**SET EXERCISE**
Word for word, repeat the entries, minus the pictures.

**INFORMATION GIVEN**
····················
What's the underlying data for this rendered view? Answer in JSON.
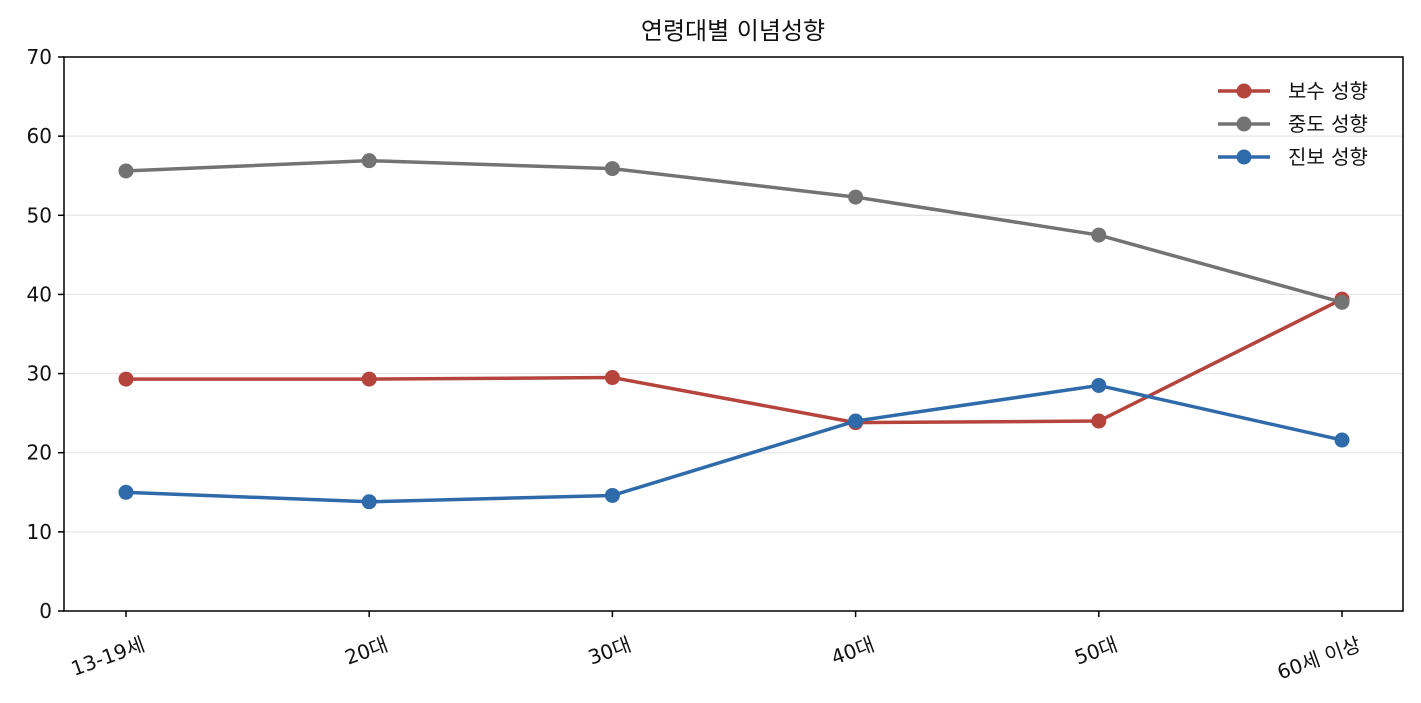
{
  "chart_data": {
    "type": "line",
    "title": "연령대별 이념성향",
    "xlabel": "",
    "ylabel": "",
    "categories": [
      "13-19세",
      "20대",
      "30대",
      "40대",
      "50대",
      "60세 이상"
    ],
    "ylim": [
      0,
      70
    ],
    "yticks": [
      0,
      10,
      20,
      30,
      40,
      50,
      60,
      70
    ],
    "grid": "horizontal",
    "legend_position": "top-right",
    "series": [
      {
        "name": "보수 성향",
        "color": "#b5443d",
        "values": [
          29.3,
          29.3,
          29.5,
          23.8,
          24.0,
          39.4
        ]
      },
      {
        "name": "중도 성향",
        "color": "#737373",
        "values": [
          55.6,
          56.9,
          55.9,
          52.3,
          47.5,
          39.0
        ]
      },
      {
        "name": "진보 성향",
        "color": "#2f6aab",
        "values": [
          15.0,
          13.8,
          14.6,
          24.0,
          28.5,
          21.6
        ]
      }
    ]
  }
}
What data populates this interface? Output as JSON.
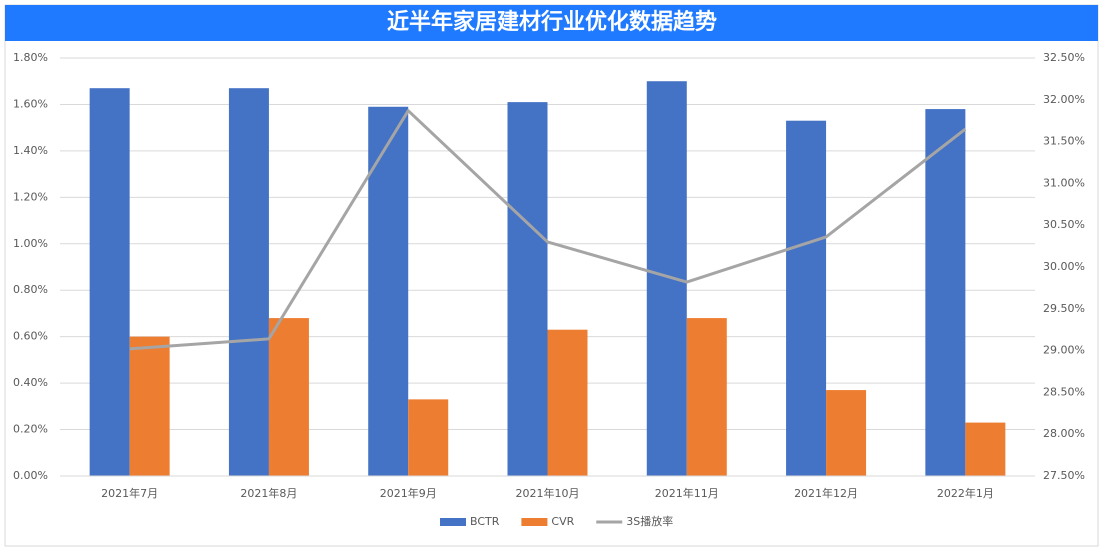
{
  "chart_data": {
    "type": "bar",
    "title": "近半年家居建材行业优化数据趋势",
    "categories": [
      "2021年7月",
      "2021年8月",
      "2021年9月",
      "2021年10月",
      "2021年11月",
      "2021年12月",
      "2022年1月"
    ],
    "series": [
      {
        "name": "BCTR",
        "color": "#4472c4",
        "values": [
          1.67,
          1.67,
          1.59,
          1.61,
          1.7,
          1.53,
          1.58
        ]
      },
      {
        "name": "CVR",
        "color": "#ed7d31",
        "values": [
          0.6,
          0.68,
          0.33,
          0.63,
          0.68,
          0.37,
          0.23
        ]
      },
      {
        "name": "3S播放率",
        "color": "#a5a5a5",
        "type": "line",
        "axis": "y2",
        "values": [
          29.02,
          29.14,
          31.87,
          30.3,
          29.82,
          30.36,
          31.65
        ]
      }
    ],
    "ylim": [
      0,
      1.8
    ],
    "yticks": [
      {
        "value": 0,
        "label": "0.00%"
      },
      {
        "value": 0.2,
        "label": "0.20%"
      },
      {
        "value": 0.4,
        "label": "0.40%"
      },
      {
        "value": 0.6,
        "label": "0.60%"
      },
      {
        "value": 0.8,
        "label": "0.80%"
      },
      {
        "value": 1.0,
        "label": "1.00%"
      },
      {
        "value": 1.2,
        "label": "1.20%"
      },
      {
        "value": 1.4,
        "label": "1.40%"
      },
      {
        "value": 1.6,
        "label": "1.60%"
      },
      {
        "value": 1.8,
        "label": "1.80%"
      }
    ],
    "y2lim": [
      27.5,
      32.5
    ],
    "y2ticks": [
      {
        "value": 27.5,
        "label": "27.50%"
      },
      {
        "value": 28,
        "label": "28.00%"
      },
      {
        "value": 28.5,
        "label": "28.50%"
      },
      {
        "value": 29,
        "label": "29.00%"
      },
      {
        "value": 29.5,
        "label": "29.50%"
      },
      {
        "value": 30,
        "label": "30.00%"
      },
      {
        "value": 30.5,
        "label": "30.50%"
      },
      {
        "value": 31,
        "label": "31.00%"
      },
      {
        "value": 31.5,
        "label": "31.50%"
      },
      {
        "value": 32,
        "label": "32.00%"
      },
      {
        "value": 32.5,
        "label": "32.50%"
      }
    ],
    "grid": true,
    "legend": "bottom"
  }
}
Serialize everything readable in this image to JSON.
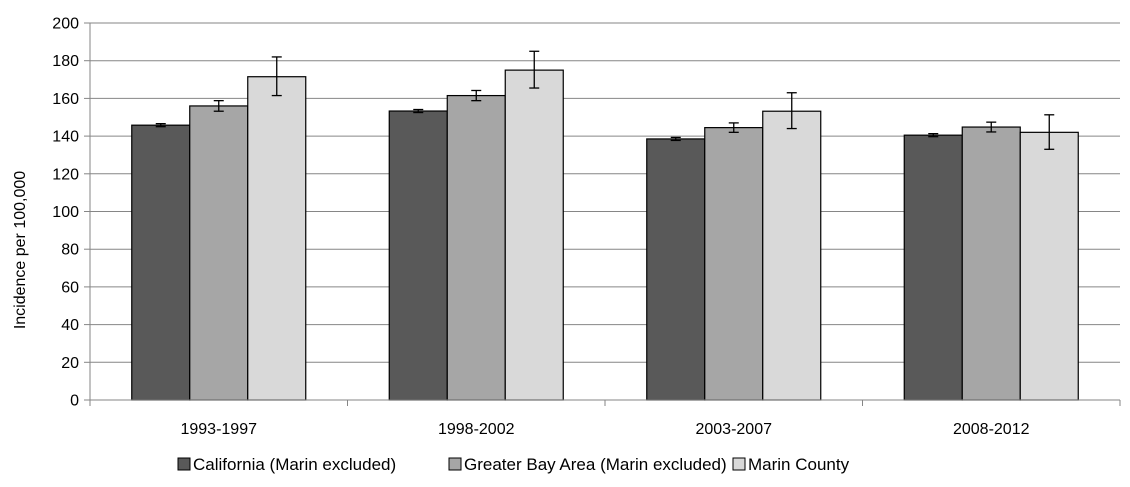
{
  "chart_data": {
    "type": "bar",
    "title": "",
    "xlabel": "",
    "ylabel": "Incidence per 100,000",
    "ylim": [
      0,
      200
    ],
    "yticks": [
      0,
      20,
      40,
      60,
      80,
      100,
      120,
      140,
      160,
      180,
      200
    ],
    "grid": true,
    "legend_position": "bottom",
    "categories": [
      "1993-1997",
      "1998-2002",
      "2003-2007",
      "2008-2012"
    ],
    "series": [
      {
        "name": "California (Marin excluded)",
        "color": "#595959",
        "values": [
          145.8,
          153.3,
          138.5,
          140.5
        ],
        "error_low": [
          145.0,
          152.5,
          137.7,
          139.7
        ],
        "error_high": [
          146.6,
          154.1,
          139.3,
          141.3
        ]
      },
      {
        "name": "Greater Bay Area (Marin excluded)",
        "color": "#a6a6a6",
        "values": [
          156.0,
          161.5,
          144.5,
          144.8
        ],
        "error_low": [
          153.2,
          158.8,
          142.0,
          142.2
        ],
        "error_high": [
          158.8,
          164.2,
          147.0,
          147.4
        ]
      },
      {
        "name": "Marin County",
        "color": "#d9d9d9",
        "values": [
          171.5,
          175.0,
          153.2,
          142.0
        ],
        "error_low": [
          161.5,
          165.5,
          144.0,
          133.0
        ],
        "error_high": [
          182.0,
          185.0,
          163.0,
          151.3
        ]
      }
    ]
  }
}
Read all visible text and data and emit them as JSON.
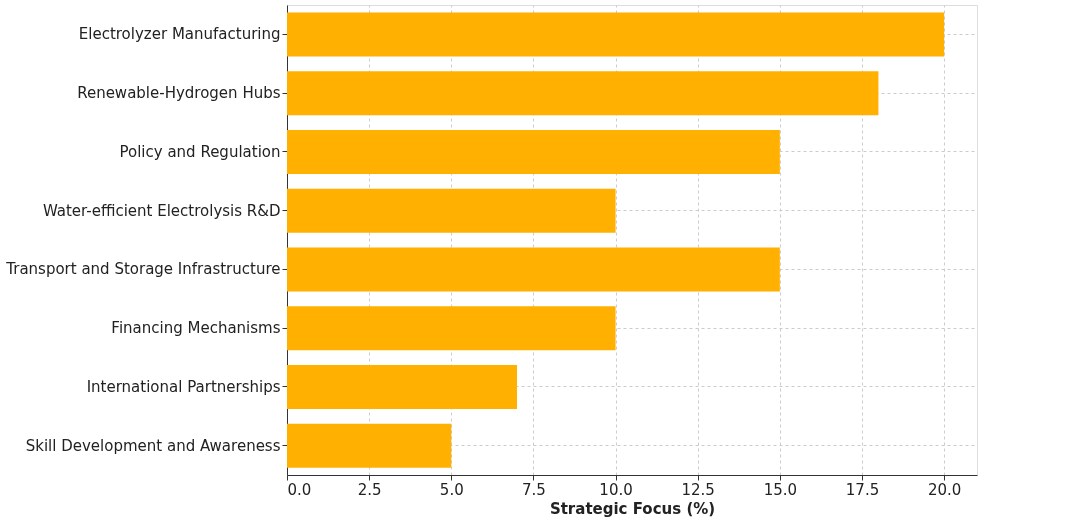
{
  "chart_data": {
    "type": "bar",
    "orientation": "horizontal",
    "xlabel": "Strategic Focus (%)",
    "categories": [
      "Electrolyzer Manufacturing",
      "Renewable-Hydrogen Hubs",
      "Policy and Regulation",
      "Water-efficient Electrolysis R&D",
      "Transport and Storage Infrastructure",
      "Financing Mechanisms",
      "International Partnerships",
      "Skill Development and Awareness"
    ],
    "values": [
      20,
      18,
      15,
      10,
      15,
      10,
      7,
      5
    ],
    "color": "#ffb000",
    "xlim": [
      0,
      21
    ],
    "xticks": [
      {
        "value": 0,
        "label": "0.0"
      },
      {
        "value": 2.5,
        "label": "2.5"
      },
      {
        "value": 5,
        "label": "5.0"
      },
      {
        "value": 7.5,
        "label": "7.5"
      },
      {
        "value": 10,
        "label": "10.0"
      },
      {
        "value": 12.5,
        "label": "12.5"
      },
      {
        "value": 15,
        "label": "15.0"
      },
      {
        "value": 17.5,
        "label": "17.5"
      },
      {
        "value": 20,
        "label": "20.0"
      }
    ],
    "grid": true
  }
}
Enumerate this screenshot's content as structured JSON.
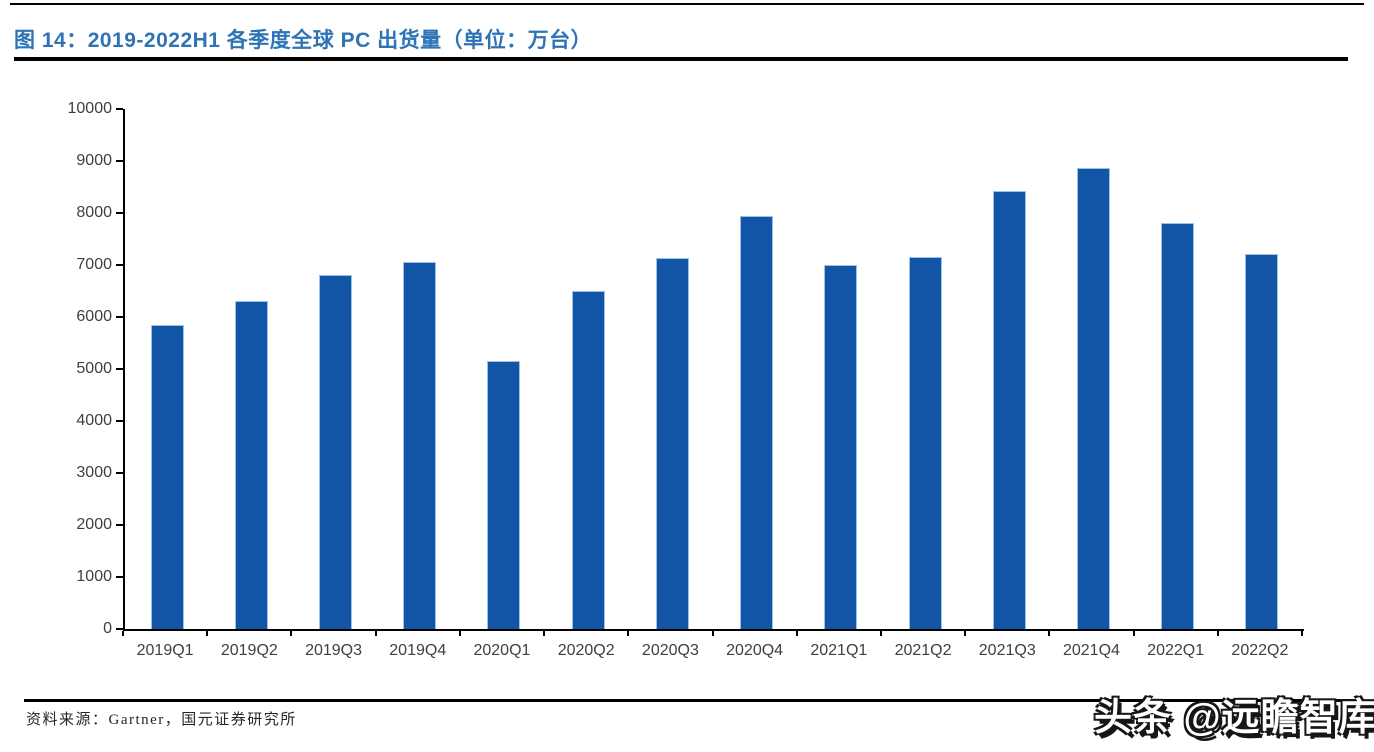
····················
**TASK OUTPUT**
What's the underlying data for this rendered view? Answer in JSON.
{
  "chart_data": {
    "type": "line",
    "title": "연령대별 이념성향",
    "xlabel": "",
    "ylabel": "",
    "categories": [
      "13-19세",
      "20대",
      "30대",
      "40대",
      "50대",
      "60세 이상"
    ],
    "ylim": [
      0,
      70
    ],
    "yticks": [
      0,
      10,
      20,
      30,
      40,
      50,
      60,
      70
    ],
    "grid": "horizontal",
    "legend_position": "top-right",
    "series": [
      {
        "name": "보수 성향",
        "color": "#b5443d",
        "values": [
          29.3,
          29.3,
          29.5,
          23.8,
          24.0,
          39.4
        ]
      },
      {
        "name": "중도 성향",
        "color": "#737373",
        "values": [
          55.6,
          56.9,
          55.9,
          52.3,
          47.5,
          39.0
        ]
      },
      {
        "name": "진보 성향",
        "color": "#2f6aab",
        "values": [
          15.0,
          13.8,
          14.6,
          24.0,
          28.5,
          21.6
        ]
      }
    ]
  }
}
What data populates this interface? Output as JSON.
{
  "chart_data": {
    "type": "bar",
    "title": "近半年家居建材行业优化数据趋势",
    "categories": [
      "2021年7月",
      "2021年8月",
      "2021年9月",
      "2021年10月",
      "2021年11月",
      "2021年12月",
      "2022年1月"
    ],
    "series": [
      {
        "name": "BCTR",
        "color": "#4472c4",
        "values": [
          1.67,
          1.67,
          1.59,
          1.61,
          1.7,
          1.53,
          1.58
        ]
      },
      {
        "name": "CVR",
        "color": "#ed7d31",
        "values": [
          0.6,
          0.68,
          0.33,
          0.63,
          0.68,
          0.37,
          0.23
        ]
      },
      {
        "name": "3S播放率",
        "color": "#a5a5a5",
        "type": "line",
        "axis": "y2",
        "values": [
          29.02,
          29.14,
          31.87,
          30.3,
          29.82,
          30.36,
          31.65
        ]
      }
    ],
    "ylim": [
      0,
      1.8
    ],
    "yticks": [
      {
        "value": 0,
        "label": "0.00%"
      },
      {
        "value": 0.2,
        "label": "0.20%"
      },
      {
        "value": 0.4,
        "label": "0.40%"
      },
      {
        "value": 0.6,
        "label": "0.60%"
      },
      {
        "value": 0.8,
        "label": "0.80%"
      },
      {
        "value": 1.0,
        "label": "1.00%"
      },
      {
        "value": 1.2,
        "label": "1.20%"
      },
      {
        "value": 1.4,
        "label": "1.40%"
      },
      {
        "value": 1.6,
        "label": "1.60%"
      },
      {
        "value": 1.8,
        "label": "1.80%"
      }
    ],
    "y2lim": [
      27.5,
      32.5
    ],
    "y2ticks": [
      {
        "value": 27.5,
        "label": "27.50%"
      },
      {
        "value": 28,
        "label": "28.00%"
      },
      {
        "value": 28.5,
        "label": "28.50%"
      },
      {
        "value": 29,
        "label": "29.00%"
      },
      {
        "value": 29.5,
        "label": "29.50%"
      },
      {
        "value": 30,
        "label": "30.00%"
      },
      {
        "value": 30.5,
        "label": "30.50%"
      },
      {
        "value": 31,
        "label": "31.00%"
      },
      {
        "value": 31.5,
        "label": "31.50%"
      },
      {
        "value": 32,
        "label": "32.00%"
      },
      {
        "value": 32.5,
        "label": "32.50%"
      }
    ],
    "grid": true,
    "legend": "bottom"
  }
}
Serialize everything readable in this image to JSON.
{
  "chart_data": {
    "type": "bar",
    "title": "",
    "xlabel": "",
    "ylabel": "Incidence per 100,000",
    "ylim": [
      0,
      200
    ],
    "yticks": [
      0,
      20,
      40,
      60,
      80,
      100,
      120,
      140,
      160,
      180,
      200
    ],
    "grid": true,
    "legend_position": "bottom",
    "categories": [
      "1993-1997",
      "1998-2002",
      "2003-2007",
      "2008-2012"
    ],
    "series": [
      {
        "name": "California (Marin excluded)",
        "color": "#595959",
        "values": [
          145.8,
          153.3,
          138.5,
          140.5
        ],
        "error_low": [
          145.0,
          152.5,
          137.7,
          139.7
        ],
        "error_high": [
          146.6,
          154.1,
          139.3,
          141.3
        ]
      },
      {
        "name": "Greater Bay Area (Marin excluded)",
        "color": "#a6a6a6",
        "values": [
          156.0,
          161.5,
          144.5,
          144.8
        ],
        "error_low": [
          153.2,
          158.8,
          142.0,
          142.2
        ],
        "error_high": [
          158.8,
          164.2,
          147.0,
          147.4
        ]
      },
      {
        "name": "Marin County",
        "color": "#d9d9d9",
        "values": [
          171.5,
          175.0,
          153.2,
          142.0
        ],
        "error_low": [
          161.5,
          165.5,
          144.0,
          133.0
        ],
        "error_high": [
          182.0,
          185.0,
          163.0,
          151.3
        ]
      }
    ]
  }
}
Read all visible text and data and emit them as JSON.
{
  "chart_data": {
    "type": "bar",
    "orientation": "horizontal",
    "xlabel": "Strategic Focus (%)",
    "categories": [
      "Electrolyzer Manufacturing",
      "Renewable-Hydrogen Hubs",
      "Policy and Regulation",
      "Water-efficient Electrolysis R&D",
      "Transport and Storage Infrastructure",
      "Financing Mechanisms",
      "International Partnerships",
      "Skill Development and Awareness"
    ],
    "values": [
      20,
      18,
      15,
      10,
      15,
      10,
      7,
      5
    ],
    "color": "#ffb000",
    "xlim": [
      0,
      21
    ],
    "xticks": [
      {
        "value": 0,
        "label": "0.0"
      },
      {
        "value": 2.5,
        "label": "2.5"
      },
      {
        "value": 5,
        "label": "5.0"
      },
      {
        "value": 7.5,
        "label": "7.5"
      },
      {
        "value": 10,
        "label": "10.0"
      },
      {
        "value": 12.5,
        "label": "12.5"
      },
      {
        "value": 15,
        "label": "15.0"
      },
      {
        "value": 17.5,
        "label": "17.5"
      },
      {
        "value": 20,
        "label": "20.0"
      }
    ],
    "grid": true
  }
}
Enumerate this screenshot's content as structured JSON.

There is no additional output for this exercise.